Saved entries:
※

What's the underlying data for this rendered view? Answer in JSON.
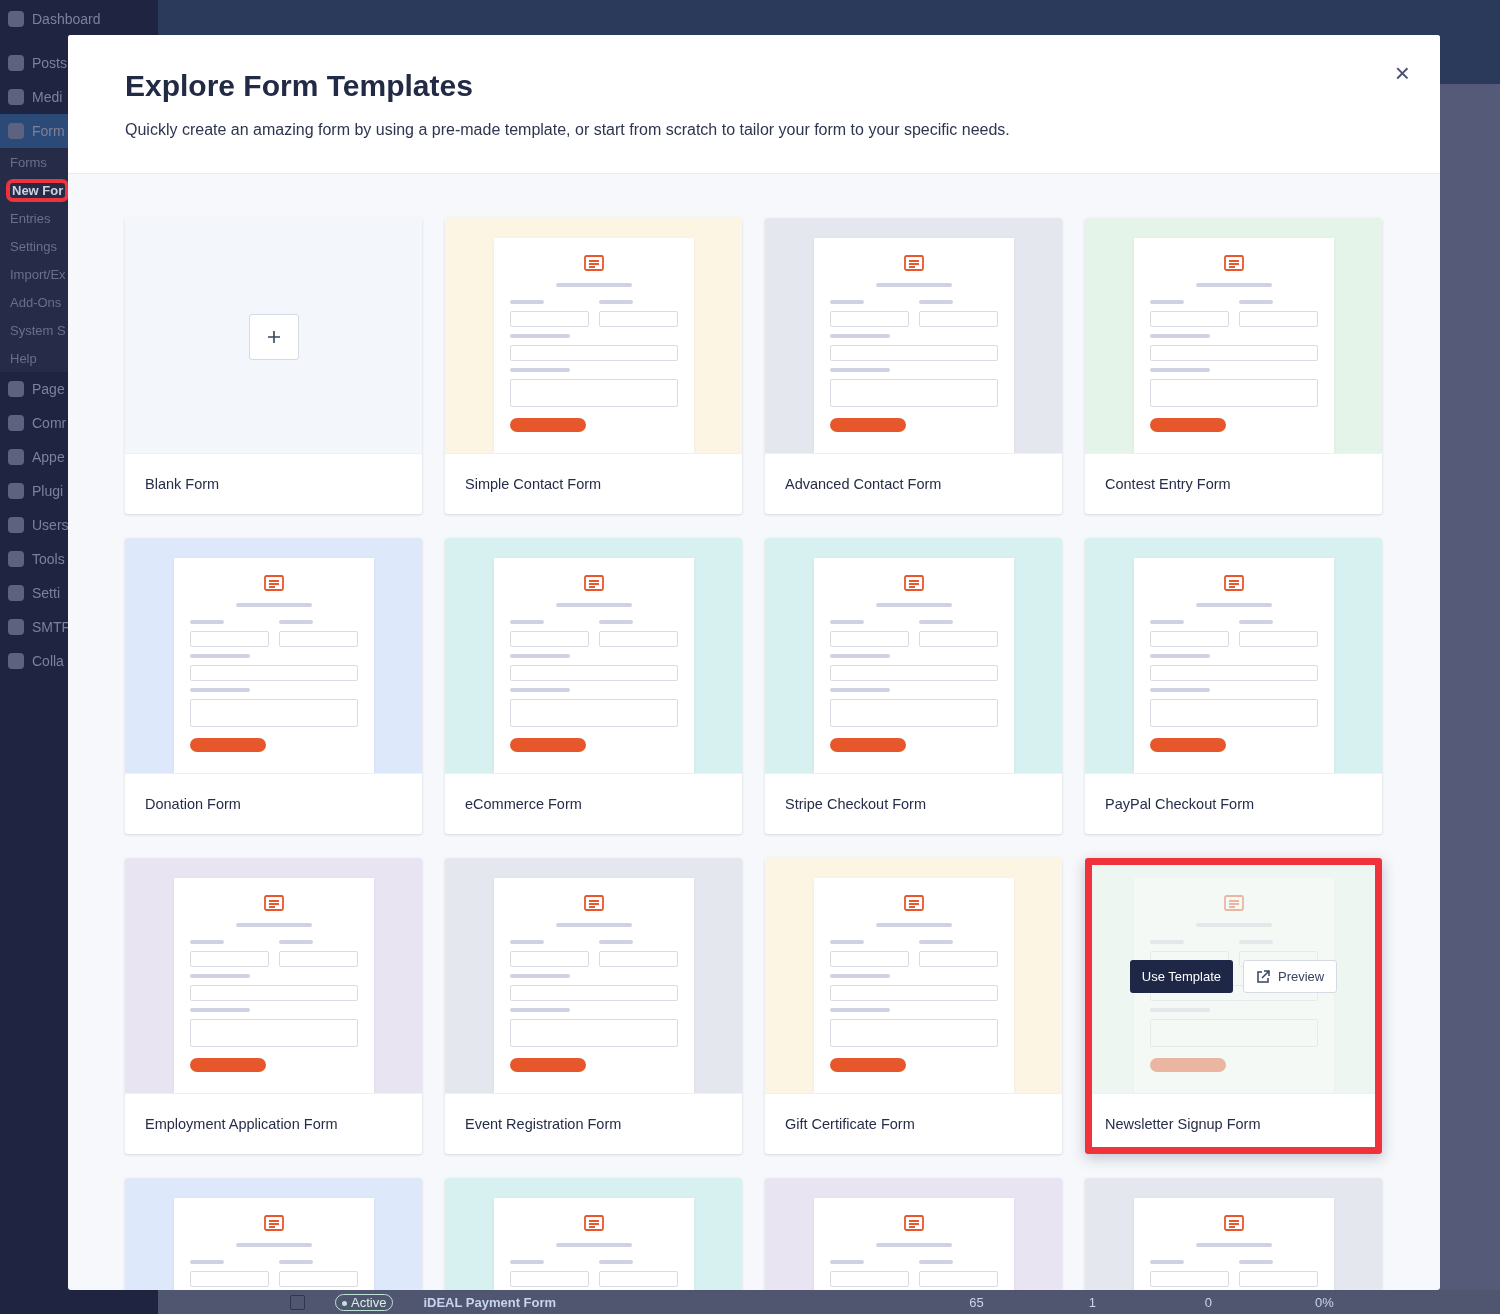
{
  "sidebar": {
    "items": [
      {
        "label": "Dashboard",
        "selected": false,
        "highlighted": false,
        "kind": "main"
      },
      {
        "label": "Posts",
        "selected": false,
        "highlighted": false,
        "kind": "main"
      },
      {
        "label": "Medi",
        "selected": false,
        "highlighted": false,
        "kind": "main"
      },
      {
        "label": "Form",
        "selected": true,
        "highlighted": false,
        "kind": "main"
      },
      {
        "label": "Forms",
        "selected": false,
        "highlighted": false,
        "kind": "sub"
      },
      {
        "label": "New For",
        "selected": true,
        "highlighted": true,
        "kind": "sub"
      },
      {
        "label": "Entries",
        "selected": false,
        "highlighted": false,
        "kind": "sub"
      },
      {
        "label": "Settings",
        "selected": false,
        "highlighted": false,
        "kind": "sub"
      },
      {
        "label": "Import/Ex",
        "selected": false,
        "highlighted": false,
        "kind": "sub"
      },
      {
        "label": "Add-Ons",
        "selected": false,
        "highlighted": false,
        "kind": "sub"
      },
      {
        "label": "System S",
        "selected": false,
        "highlighted": false,
        "kind": "sub"
      },
      {
        "label": "Help",
        "selected": false,
        "highlighted": false,
        "kind": "sub"
      },
      {
        "label": "Page",
        "selected": false,
        "highlighted": false,
        "kind": "main"
      },
      {
        "label": "Comr",
        "selected": false,
        "highlighted": false,
        "kind": "main"
      },
      {
        "label": "Appe",
        "selected": false,
        "highlighted": false,
        "kind": "main"
      },
      {
        "label": "Plugi",
        "selected": false,
        "highlighted": false,
        "kind": "main"
      },
      {
        "label": "Users",
        "selected": false,
        "highlighted": false,
        "kind": "main"
      },
      {
        "label": "Tools",
        "selected": false,
        "highlighted": false,
        "kind": "main"
      },
      {
        "label": "Setti",
        "selected": false,
        "highlighted": false,
        "kind": "main"
      },
      {
        "label": "SMTF",
        "selected": false,
        "highlighted": false,
        "kind": "main"
      },
      {
        "label": "Colla",
        "selected": false,
        "highlighted": false,
        "kind": "main"
      }
    ]
  },
  "background_table_row": {
    "checked": false,
    "status": "Active",
    "name": "iDEAL Payment Form",
    "cells": [
      "65",
      "1",
      "0",
      "0%"
    ]
  },
  "modal": {
    "title": "Explore Form Templates",
    "subtitle": "Quickly create an amazing form by using a pre-made template, or start from scratch to tailor your form to your specific needs.",
    "close": "×",
    "templates": [
      {
        "kind": "blank",
        "title": "Blank Form",
        "color": "#f3f6fa",
        "hovered": false,
        "highlighted": false
      },
      {
        "kind": "template",
        "title": "Simple Contact Form",
        "color": "#fdf5e4",
        "hovered": false,
        "highlighted": false
      },
      {
        "kind": "template",
        "title": "Advanced Contact Form",
        "color": "#e4e8ee",
        "hovered": false,
        "highlighted": false
      },
      {
        "kind": "template",
        "title": "Contest Entry Form",
        "color": "#e5f4e9",
        "hovered": false,
        "highlighted": false
      },
      {
        "kind": "template",
        "title": "Donation Form",
        "color": "#dde8fb",
        "hovered": false,
        "highlighted": false
      },
      {
        "kind": "template",
        "title": "eCommerce Form",
        "color": "#d7f1f1",
        "hovered": false,
        "highlighted": false
      },
      {
        "kind": "template",
        "title": "Stripe Checkout Form",
        "color": "#d7f1f1",
        "hovered": false,
        "highlighted": false
      },
      {
        "kind": "template",
        "title": "PayPal Checkout Form",
        "color": "#d7f1f1",
        "hovered": false,
        "highlighted": false
      },
      {
        "kind": "template",
        "title": "Employment Application Form",
        "color": "#e8e4f2",
        "hovered": false,
        "highlighted": false
      },
      {
        "kind": "template",
        "title": "Event Registration Form",
        "color": "#e4e8ee",
        "hovered": false,
        "highlighted": false
      },
      {
        "kind": "template",
        "title": "Gift Certificate Form",
        "color": "#fdf5e4",
        "hovered": false,
        "highlighted": false
      },
      {
        "kind": "template",
        "title": "Newsletter Signup Form",
        "color": "#eef6f1",
        "hovered": true,
        "highlighted": true,
        "use_label": "Use Template",
        "preview_label": "Preview"
      },
      {
        "kind": "template",
        "color": "#dde8fb",
        "hovered": false,
        "highlighted": false
      },
      {
        "kind": "template",
        "color": "#d7f1f1",
        "hovered": false,
        "highlighted": false
      },
      {
        "kind": "template",
        "color": "#e8e4f2",
        "hovered": false,
        "highlighted": false
      },
      {
        "kind": "template",
        "color": "#e4e8ee",
        "hovered": false,
        "highlighted": false
      }
    ]
  }
}
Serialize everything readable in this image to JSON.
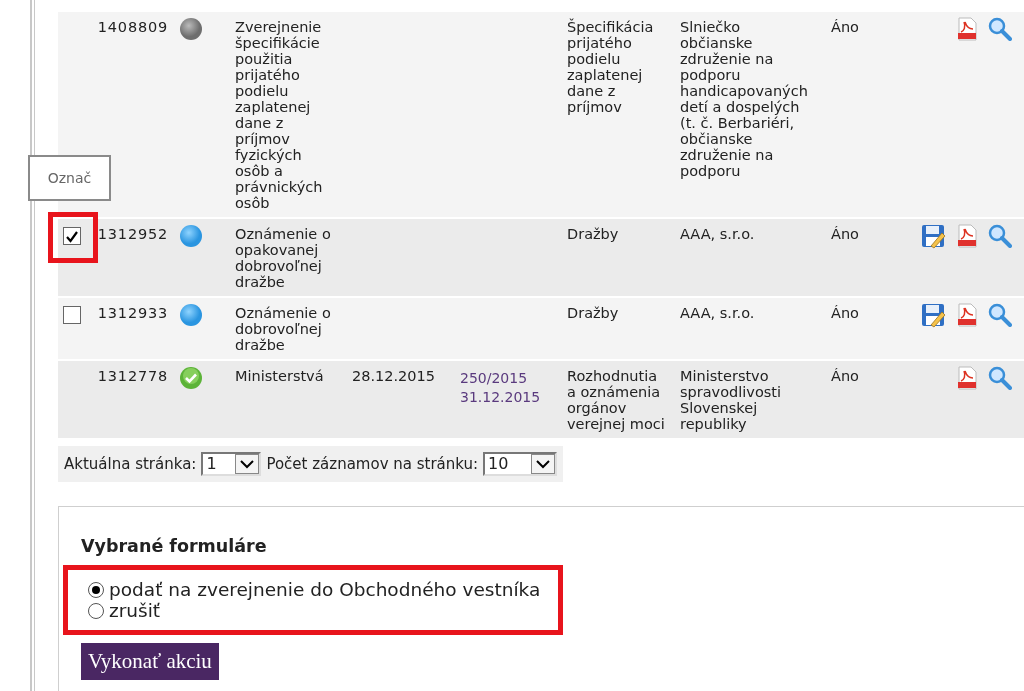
{
  "table": {
    "rows": [
      {
        "checkbox": null,
        "id": "1408809",
        "status": {
          "kind": "grey"
        },
        "title": "Zverejnenie špecifikácie použitia prijatého podielu zaplatenej dane z príjmov fyzických osôb a právnických osôb",
        "date": "",
        "links": [],
        "category": "Špecifikácia prijatého podielu zaplatenej dane z príjmov",
        "publisher": "Slniečko občianske združenie na podporu handicapovaných detí a dospelých (t. č. Berbariéri, občianske združenie na podporu",
        "published": "Áno",
        "actions": [
          {
            "kind": "pdf"
          },
          {
            "kind": "view"
          }
        ],
        "highlighted": false
      },
      {
        "checkbox": {
          "checked": true
        },
        "id": "1312952",
        "status": {
          "kind": "blue"
        },
        "title": "Oznámenie o opakovanej dobrovoľnej dražbe",
        "date": "",
        "links": [],
        "category": "Dražby",
        "publisher": "AAA, s.r.o.",
        "published": "Áno",
        "actions": [
          {
            "kind": "edit"
          },
          {
            "kind": "pdf"
          },
          {
            "kind": "view"
          }
        ],
        "highlighted": true
      },
      {
        "checkbox": {
          "checked": false
        },
        "id": "1312933",
        "status": {
          "kind": "blue"
        },
        "title": "Oznámenie o dobrovoľnej dražbe",
        "date": "",
        "links": [],
        "category": "Dražby",
        "publisher": "AAA, s.r.o.",
        "published": "Áno",
        "actions": [
          {
            "kind": "edit"
          },
          {
            "kind": "pdf"
          },
          {
            "kind": "view"
          }
        ],
        "highlighted": false
      },
      {
        "checkbox": null,
        "id": "1312778",
        "status": {
          "kind": "done"
        },
        "title": "Ministerstvá",
        "date": "28.12.2015",
        "links": [
          "250/2015",
          "31.12.2015"
        ],
        "category": "Rozhodnutia a oznámenia orgánov verejnej moci",
        "publisher": "Ministerstvo spravodlivosti Slovenskej republiky",
        "published": "Áno",
        "actions": [
          {
            "kind": "pdf"
          },
          {
            "kind": "view"
          }
        ],
        "highlighted": false
      }
    ]
  },
  "tooltip": "Označ",
  "pager": {
    "page_label": "Aktuálna stránka:",
    "page_value": "1",
    "size_label": "Počet záznamov na stránku:",
    "size_value": "10"
  },
  "form": {
    "title": "Vybrané formuláre",
    "options": [
      {
        "label": "podať na zverejnenie do Obchodného vestníka",
        "selected": true
      },
      {
        "label": "zrušiť",
        "selected": false
      }
    ],
    "options_highlighted": true,
    "button": "Vykonať akciu"
  }
}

※

EXERCISE AIM - Every record above should come back exactly, but without its pictures.

ANSWER -
What's the underlying data for this rendered view? Answer in JSON.
{
  "sidebar": {
    "items": [
      {
        "label": "Dashboard",
        "selected": false,
        "highlighted": false,
        "kind": "main"
      },
      {
        "label": "Posts",
        "selected": false,
        "highlighted": false,
        "kind": "main"
      },
      {
        "label": "Medi",
        "selected": false,
        "highlighted": false,
        "kind": "main"
      },
      {
        "label": "Form",
        "selected": true,
        "highlighted": false,
        "kind": "main"
      },
      {
        "label": "Forms",
        "selected": false,
        "highlighted": false,
        "kind": "sub"
      },
      {
        "label": "New For",
        "selected": true,
        "highlighted": true,
        "kind": "sub"
      },
      {
        "label": "Entries",
        "selected": false,
        "highlighted": false,
        "kind": "sub"
      },
      {
        "label": "Settings",
        "selected": false,
        "highlighted": false,
        "kind": "sub"
      },
      {
        "label": "Import/Ex",
        "selected": false,
        "highlighted": false,
        "kind": "sub"
      },
      {
        "label": "Add-Ons",
        "selected": false,
        "highlighted": false,
        "kind": "sub"
      },
      {
        "label": "System S",
        "selected": false,
        "highlighted": false,
        "kind": "sub"
      },
      {
        "label": "Help",
        "selected": false,
        "highlighted": false,
        "kind": "sub"
      },
      {
        "label": "Page",
        "selected": false,
        "highlighted": false,
        "kind": "main"
      },
      {
        "label": "Comr",
        "selected": false,
        "highlighted": false,
        "kind": "main"
      },
      {
        "label": "Appe",
        "selected": false,
        "highlighted": false,
        "kind": "main"
      },
      {
        "label": "Plugi",
        "selected": false,
        "highlighted": false,
        "kind": "main"
      },
      {
        "label": "Users",
        "selected": false,
        "highlighted": false,
        "kind": "main"
      },
      {
        "label": "Tools",
        "selected": false,
        "highlighted": false,
        "kind": "main"
      },
      {
        "label": "Setti",
        "selected": false,
        "highlighted": false,
        "kind": "main"
      },
      {
        "label": "SMTF",
        "selected": false,
        "highlighted": false,
        "kind": "main"
      },
      {
        "label": "Colla",
        "selected": false,
        "highlighted": false,
        "kind": "main"
      }
    ]
  },
  "background_table_row": {
    "checked": false,
    "status": "Active",
    "name": "iDEAL Payment Form",
    "cells": [
      "65",
      "1",
      "0",
      "0%"
    ]
  },
  "modal": {
    "title": "Explore Form Templates",
    "subtitle": "Quickly create an amazing form by using a pre-made template, or start from scratch to tailor your form to your specific needs.",
    "close": "×",
    "templates": [
      {
        "kind": "blank",
        "title": "Blank Form",
        "color": "#f3f6fa",
        "hovered": false,
        "highlighted": false
      },
      {
        "kind": "template",
        "title": "Simple Contact Form",
        "color": "#fdf5e4",
        "hovered": false,
        "highlighted": false
      },
      {
        "kind": "template",
        "title": "Advanced Contact Form",
        "color": "#e4e8ee",
        "hovered": false,
        "highlighted": false
      },
      {
        "kind": "template",
        "title": "Contest Entry Form",
        "color": "#e5f4e9",
        "hovered": false,
        "highlighted": false
      },
      {
        "kind": "template",
        "title": "Donation Form",
        "color": "#dde8fb",
        "hovered": false,
        "highlighted": false
      },
      {
        "kind": "template",
        "title": "eCommerce Form",
        "color": "#d7f1f1",
        "hovered": false,
        "highlighted": false
      },
      {
        "kind": "template",
        "title": "Stripe Checkout Form",
        "color": "#d7f1f1",
        "hovered": false,
        "highlighted": false
      },
      {
        "kind": "template",
        "title": "PayPal Checkout Form",
        "color": "#d7f1f1",
        "hovered": false,
        "highlighted": false
      },
      {
        "kind": "template",
        "title": "Employment Application Form",
        "color": "#e8e4f2",
        "hovered": false,
        "highlighted": false
      },
      {
        "kind": "template",
        "title": "Event Registration Form",
        "color": "#e4e8ee",
        "hovered": false,
        "highlighted": false
      },
      {
        "kind": "template",
        "title": "Gift Certificate Form",
        "color": "#fdf5e4",
        "hovered": false,
        "highlighted": false
      },
      {
        "kind": "template",
        "title": "Newsletter Signup Form",
        "color": "#eef6f1",
        "hovered": true,
        "highlighted": true,
        "use_label": "Use Template",
        "preview_label": "Preview"
      },
      {
        "kind": "template",
        "color": "#dde8fb",
        "hovered": false,
        "highlighted": false
      },
      {
        "kind": "template",
        "color": "#d7f1f1",
        "hovered": false,
        "highlighted": false
      },
      {
        "kind": "template",
        "color": "#e8e4f2",
        "hovered": false,
        "highlighted": false
      },
      {
        "kind": "template",
        "color": "#e4e8ee",
        "hovered": false,
        "highlighted": false
      }
    ]
  }
}
Serialize everything readable in this image to JSON.
{
  "table": {
    "rows": [
      {
        "checkbox": null,
        "id": "1408809",
        "status": {
          "kind": "grey"
        },
        "title": "Zverejnenie špecifikácie použitia prijatého podielu zaplatenej dane z príjmov fyzických osôb a právnických osôb",
        "date": "",
        "links": [],
        "category": "Špecifikácia prijatého podielu zaplatenej dane z príjmov",
        "publisher": "Slniečko občianske združenie na podporu handicapovaných detí a dospelých (t. č. Berbariéri, občianske združenie na podporu",
        "published": "Áno",
        "actions": [
          {
            "kind": "pdf"
          },
          {
            "kind": "view"
          }
        ],
        "highlighted": false
      },
      {
        "checkbox": {
          "checked": true
        },
        "id": "1312952",
        "status": {
          "kind": "blue"
        },
        "title": "Oznámenie o opakovanej dobrovoľnej dražbe",
        "date": "",
        "links": [],
        "category": "Dražby",
        "publisher": "AAA, s.r.o.",
        "published": "Áno",
        "actions": [
          {
            "kind": "edit"
          },
          {
            "kind": "pdf"
          },
          {
            "kind": "view"
          }
        ],
        "highlighted": true
      },
      {
        "checkbox": {
          "checked": false
        },
        "id": "1312933",
        "status": {
          "kind": "blue"
        },
        "title": "Oznámenie o dobrovoľnej dražbe",
        "date": "",
        "links": [],
        "category": "Dražby",
        "publisher": "AAA, s.r.o.",
        "published": "Áno",
        "actions": [
          {
            "kind": "edit"
          },
          {
            "kind": "pdf"
          },
          {
            "kind": "view"
          }
        ],
        "highlighted": false
      },
      {
        "checkbox": null,
        "id": "1312778",
        "status": {
          "kind": "done"
        },
        "title": "Ministerstvá",
        "date": "28.12.2015",
        "links": [
          "250/2015",
          "31.12.2015"
        ],
        "category": "Rozhodnutia a oznámenia orgánov verejnej moci",
        "publisher": "Ministerstvo spravodlivosti Slovenskej republiky",
        "published": "Áno",
        "actions": [
          {
            "kind": "pdf"
          },
          {
            "kind": "view"
          }
        ],
        "highlighted": false
      }
    ]
  },
  "tooltip": "Označ",
  "pager": {
    "page_label": "Aktuálna stránka:",
    "page_value": "1",
    "size_label": "Počet záznamov na stránku:",
    "size_value": "10"
  },
  "form": {
    "title": "Vybrané formuláre",
    "options": [
      {
        "label": "podať na zverejnenie do Obchodného vestníka",
        "selected": true
      },
      {
        "label": "zrušiť",
        "selected": false
      }
    ],
    "options_highlighted": true,
    "button": "Vykonať akciu"
  }
}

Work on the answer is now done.